== PROVIDED INFORMATION

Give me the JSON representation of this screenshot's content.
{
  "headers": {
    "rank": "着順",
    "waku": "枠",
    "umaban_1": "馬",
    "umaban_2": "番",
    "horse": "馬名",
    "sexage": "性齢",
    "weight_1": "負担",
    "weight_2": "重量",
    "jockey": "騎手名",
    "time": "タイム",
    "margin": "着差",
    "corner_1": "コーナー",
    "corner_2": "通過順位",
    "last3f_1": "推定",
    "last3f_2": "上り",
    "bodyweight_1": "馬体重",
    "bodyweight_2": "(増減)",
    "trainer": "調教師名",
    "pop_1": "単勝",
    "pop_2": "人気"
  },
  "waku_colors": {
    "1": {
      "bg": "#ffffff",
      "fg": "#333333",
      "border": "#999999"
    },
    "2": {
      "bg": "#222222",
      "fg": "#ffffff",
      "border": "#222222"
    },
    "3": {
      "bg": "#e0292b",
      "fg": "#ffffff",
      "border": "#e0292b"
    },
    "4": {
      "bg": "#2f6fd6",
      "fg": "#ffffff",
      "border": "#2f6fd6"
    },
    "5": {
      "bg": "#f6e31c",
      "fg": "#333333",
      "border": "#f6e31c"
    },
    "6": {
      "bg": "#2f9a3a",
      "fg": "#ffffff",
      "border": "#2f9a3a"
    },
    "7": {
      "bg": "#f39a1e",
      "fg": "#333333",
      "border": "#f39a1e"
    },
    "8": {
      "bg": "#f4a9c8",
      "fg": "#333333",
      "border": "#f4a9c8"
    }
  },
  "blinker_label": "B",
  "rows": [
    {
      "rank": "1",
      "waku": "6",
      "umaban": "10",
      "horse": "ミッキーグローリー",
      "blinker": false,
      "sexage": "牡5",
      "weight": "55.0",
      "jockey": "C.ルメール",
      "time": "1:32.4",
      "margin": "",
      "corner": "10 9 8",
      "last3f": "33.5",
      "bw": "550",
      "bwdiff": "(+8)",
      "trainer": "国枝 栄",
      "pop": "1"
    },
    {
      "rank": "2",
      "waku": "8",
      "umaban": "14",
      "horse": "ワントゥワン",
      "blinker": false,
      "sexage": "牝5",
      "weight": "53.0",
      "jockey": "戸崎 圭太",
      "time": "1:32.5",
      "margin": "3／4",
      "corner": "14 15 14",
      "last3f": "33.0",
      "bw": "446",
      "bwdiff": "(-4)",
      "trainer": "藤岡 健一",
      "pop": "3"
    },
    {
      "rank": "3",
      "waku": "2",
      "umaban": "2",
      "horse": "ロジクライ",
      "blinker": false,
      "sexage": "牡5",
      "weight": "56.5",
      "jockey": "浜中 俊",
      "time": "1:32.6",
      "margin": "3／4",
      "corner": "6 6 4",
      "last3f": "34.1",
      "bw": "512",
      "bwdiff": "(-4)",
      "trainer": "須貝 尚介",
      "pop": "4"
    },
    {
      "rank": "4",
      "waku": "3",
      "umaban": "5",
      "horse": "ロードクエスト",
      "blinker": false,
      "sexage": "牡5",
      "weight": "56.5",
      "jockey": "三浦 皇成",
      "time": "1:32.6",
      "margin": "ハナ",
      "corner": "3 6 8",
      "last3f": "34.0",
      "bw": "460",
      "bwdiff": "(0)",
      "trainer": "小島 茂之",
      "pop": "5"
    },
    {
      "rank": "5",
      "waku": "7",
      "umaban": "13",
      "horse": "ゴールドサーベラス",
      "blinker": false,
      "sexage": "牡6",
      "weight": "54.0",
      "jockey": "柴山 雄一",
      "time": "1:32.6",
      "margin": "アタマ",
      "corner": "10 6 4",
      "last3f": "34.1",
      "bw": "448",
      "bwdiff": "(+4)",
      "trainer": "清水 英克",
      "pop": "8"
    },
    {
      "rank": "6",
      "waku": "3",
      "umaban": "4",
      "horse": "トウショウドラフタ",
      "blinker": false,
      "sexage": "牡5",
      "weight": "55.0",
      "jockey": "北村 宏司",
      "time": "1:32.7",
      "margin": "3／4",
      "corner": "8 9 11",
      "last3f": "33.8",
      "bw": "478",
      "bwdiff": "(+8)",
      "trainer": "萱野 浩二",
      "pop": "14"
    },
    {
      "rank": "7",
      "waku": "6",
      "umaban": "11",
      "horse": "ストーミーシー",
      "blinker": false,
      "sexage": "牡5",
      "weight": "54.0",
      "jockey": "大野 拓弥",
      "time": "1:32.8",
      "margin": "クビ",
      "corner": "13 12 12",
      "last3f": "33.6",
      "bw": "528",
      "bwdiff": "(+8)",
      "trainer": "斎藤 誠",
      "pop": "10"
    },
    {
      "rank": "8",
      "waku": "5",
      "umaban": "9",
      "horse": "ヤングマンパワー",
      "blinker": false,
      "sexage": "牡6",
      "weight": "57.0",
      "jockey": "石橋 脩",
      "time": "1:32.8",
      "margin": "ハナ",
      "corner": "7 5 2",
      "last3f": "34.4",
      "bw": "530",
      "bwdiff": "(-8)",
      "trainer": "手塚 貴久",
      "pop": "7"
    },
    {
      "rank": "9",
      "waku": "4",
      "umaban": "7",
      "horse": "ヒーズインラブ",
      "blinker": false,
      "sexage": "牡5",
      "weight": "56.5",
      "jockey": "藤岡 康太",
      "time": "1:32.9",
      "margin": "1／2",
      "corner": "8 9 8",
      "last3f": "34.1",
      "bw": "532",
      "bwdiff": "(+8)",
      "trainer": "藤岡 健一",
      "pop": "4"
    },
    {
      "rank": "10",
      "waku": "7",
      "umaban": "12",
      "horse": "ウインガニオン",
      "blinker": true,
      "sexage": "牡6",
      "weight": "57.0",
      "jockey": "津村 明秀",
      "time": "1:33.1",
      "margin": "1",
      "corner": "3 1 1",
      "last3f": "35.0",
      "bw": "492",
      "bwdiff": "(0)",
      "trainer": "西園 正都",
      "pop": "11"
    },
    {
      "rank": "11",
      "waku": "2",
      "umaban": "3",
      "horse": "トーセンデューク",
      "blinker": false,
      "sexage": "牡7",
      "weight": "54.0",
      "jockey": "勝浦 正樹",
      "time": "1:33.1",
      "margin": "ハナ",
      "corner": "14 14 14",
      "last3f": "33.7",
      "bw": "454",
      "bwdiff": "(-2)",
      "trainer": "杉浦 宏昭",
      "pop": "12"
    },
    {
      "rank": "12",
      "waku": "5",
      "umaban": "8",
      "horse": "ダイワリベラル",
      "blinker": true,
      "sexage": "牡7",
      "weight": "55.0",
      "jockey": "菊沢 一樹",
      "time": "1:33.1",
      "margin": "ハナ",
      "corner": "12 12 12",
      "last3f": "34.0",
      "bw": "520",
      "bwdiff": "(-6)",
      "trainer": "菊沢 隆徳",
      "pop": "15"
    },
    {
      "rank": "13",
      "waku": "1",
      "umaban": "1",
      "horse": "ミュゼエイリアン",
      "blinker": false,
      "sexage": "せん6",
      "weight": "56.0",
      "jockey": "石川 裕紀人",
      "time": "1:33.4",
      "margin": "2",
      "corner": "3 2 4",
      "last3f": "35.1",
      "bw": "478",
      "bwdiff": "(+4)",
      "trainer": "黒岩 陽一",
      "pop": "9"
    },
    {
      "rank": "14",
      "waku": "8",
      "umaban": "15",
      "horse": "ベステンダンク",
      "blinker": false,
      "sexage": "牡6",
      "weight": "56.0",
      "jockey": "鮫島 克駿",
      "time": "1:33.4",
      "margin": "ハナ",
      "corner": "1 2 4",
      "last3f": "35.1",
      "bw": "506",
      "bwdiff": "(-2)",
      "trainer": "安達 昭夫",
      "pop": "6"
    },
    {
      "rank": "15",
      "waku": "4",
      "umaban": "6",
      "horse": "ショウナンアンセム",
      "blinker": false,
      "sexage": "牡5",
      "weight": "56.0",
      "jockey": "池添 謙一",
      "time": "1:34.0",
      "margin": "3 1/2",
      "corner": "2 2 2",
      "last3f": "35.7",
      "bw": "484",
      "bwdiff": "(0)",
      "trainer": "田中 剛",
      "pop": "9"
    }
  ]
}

====

▶ **TASK**
Using the material above, state how many lines include the string "border". Answer with a single number.

▶ **OUTPUT FOR THIS EXERCISE**
8